WHAT THE TASK REQUIRES:
Find every line in the records below that holds the word "AYRE", and copy it out.

>> start GIVEN DATA

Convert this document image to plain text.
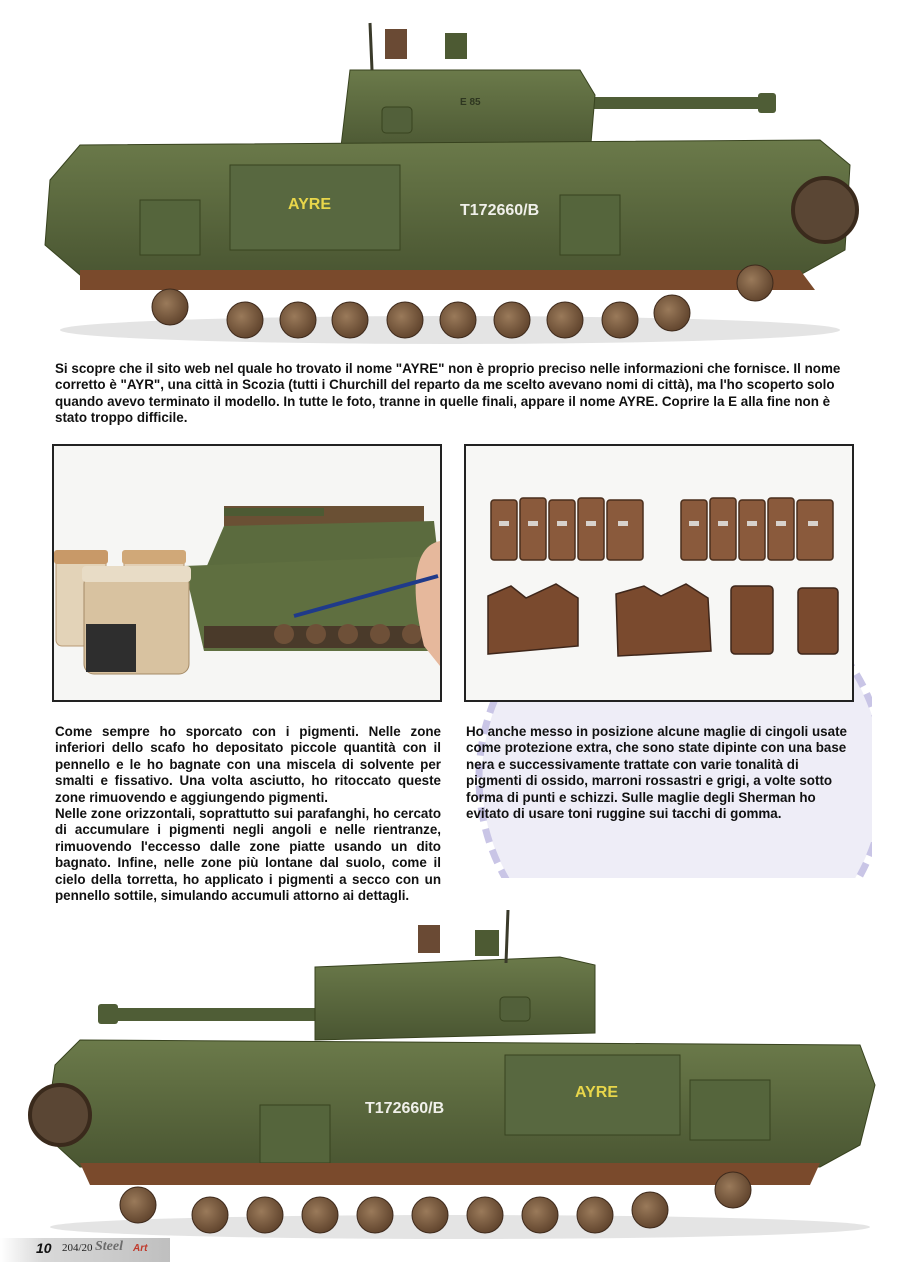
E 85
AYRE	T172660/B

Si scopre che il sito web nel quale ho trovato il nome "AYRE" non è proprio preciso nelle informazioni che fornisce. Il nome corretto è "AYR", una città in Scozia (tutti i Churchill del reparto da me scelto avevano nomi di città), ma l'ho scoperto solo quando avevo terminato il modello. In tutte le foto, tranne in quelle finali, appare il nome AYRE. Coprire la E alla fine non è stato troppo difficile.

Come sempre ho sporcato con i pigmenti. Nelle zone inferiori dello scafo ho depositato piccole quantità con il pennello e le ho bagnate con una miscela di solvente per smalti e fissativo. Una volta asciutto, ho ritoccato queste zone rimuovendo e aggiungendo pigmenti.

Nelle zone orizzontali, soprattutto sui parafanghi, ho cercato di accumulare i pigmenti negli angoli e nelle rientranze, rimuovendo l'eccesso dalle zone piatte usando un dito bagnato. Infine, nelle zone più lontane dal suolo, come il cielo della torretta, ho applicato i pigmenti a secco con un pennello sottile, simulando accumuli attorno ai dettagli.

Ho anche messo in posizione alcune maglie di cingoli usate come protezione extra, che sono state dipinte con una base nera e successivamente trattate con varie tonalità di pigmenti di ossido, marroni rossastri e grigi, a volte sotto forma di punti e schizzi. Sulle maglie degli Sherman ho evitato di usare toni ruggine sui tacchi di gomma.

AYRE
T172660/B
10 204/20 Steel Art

>> end GIVEN DATA
>> start GIVEN DATA

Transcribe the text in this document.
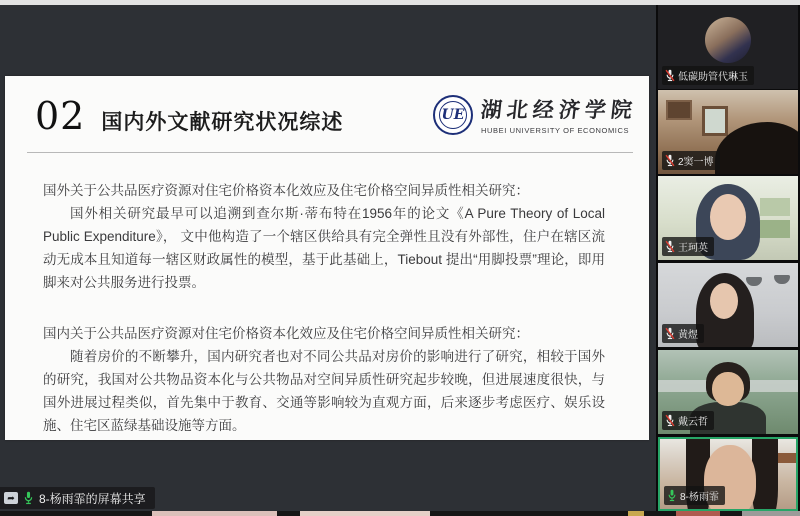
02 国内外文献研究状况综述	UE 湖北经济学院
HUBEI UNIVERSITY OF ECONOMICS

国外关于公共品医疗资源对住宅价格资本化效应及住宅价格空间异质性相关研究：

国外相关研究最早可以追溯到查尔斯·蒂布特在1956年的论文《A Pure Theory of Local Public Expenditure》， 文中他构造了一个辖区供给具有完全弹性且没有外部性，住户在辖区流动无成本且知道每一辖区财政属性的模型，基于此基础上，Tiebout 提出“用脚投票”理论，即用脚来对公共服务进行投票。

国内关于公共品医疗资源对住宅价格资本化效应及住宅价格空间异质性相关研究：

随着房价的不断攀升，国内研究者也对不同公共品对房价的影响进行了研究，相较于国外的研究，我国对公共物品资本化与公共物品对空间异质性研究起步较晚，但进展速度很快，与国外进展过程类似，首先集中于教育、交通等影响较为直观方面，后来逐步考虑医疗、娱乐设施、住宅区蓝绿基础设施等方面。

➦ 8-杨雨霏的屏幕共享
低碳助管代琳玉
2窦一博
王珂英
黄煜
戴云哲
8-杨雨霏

>> end GIVEN DATA

COMPLETE RESPONSE:
AYRE	T172660/B
Si scopre che il sito web nel quale ho trovato il nome "AYRE" non è proprio preciso nelle informazioni che fornisce. Il nome corretto è "AYR", una città in Scozia (tutti i Churchill del reparto da me scelto avevano nomi di città), ma l'ho scoperto solo quando avevo terminato il modello. In tutte le foto, tranne in quelle finali, appare il nome AYRE. Coprire la E alla fine non è stato troppo difficile.
AYRE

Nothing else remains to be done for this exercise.